[Dataset records]
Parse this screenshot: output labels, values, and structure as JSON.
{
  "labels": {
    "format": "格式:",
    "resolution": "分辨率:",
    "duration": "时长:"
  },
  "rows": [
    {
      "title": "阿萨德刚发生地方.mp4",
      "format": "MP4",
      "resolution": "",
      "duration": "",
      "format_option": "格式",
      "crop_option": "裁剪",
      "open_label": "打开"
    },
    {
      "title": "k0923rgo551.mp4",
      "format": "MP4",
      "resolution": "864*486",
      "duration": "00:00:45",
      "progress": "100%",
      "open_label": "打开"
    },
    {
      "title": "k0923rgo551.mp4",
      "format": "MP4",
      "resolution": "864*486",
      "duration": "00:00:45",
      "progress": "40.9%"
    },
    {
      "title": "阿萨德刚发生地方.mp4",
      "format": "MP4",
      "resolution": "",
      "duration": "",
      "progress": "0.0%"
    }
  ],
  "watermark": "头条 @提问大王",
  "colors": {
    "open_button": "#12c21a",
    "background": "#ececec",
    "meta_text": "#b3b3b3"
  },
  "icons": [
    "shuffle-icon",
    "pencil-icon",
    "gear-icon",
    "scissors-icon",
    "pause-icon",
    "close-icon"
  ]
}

EXERCISE:
Reproduce each line of the entries in which the word "labels" is found.

FULL RESPONSE:
Parse this screenshot: output labels, values, and structure as JSON.
  "labels": {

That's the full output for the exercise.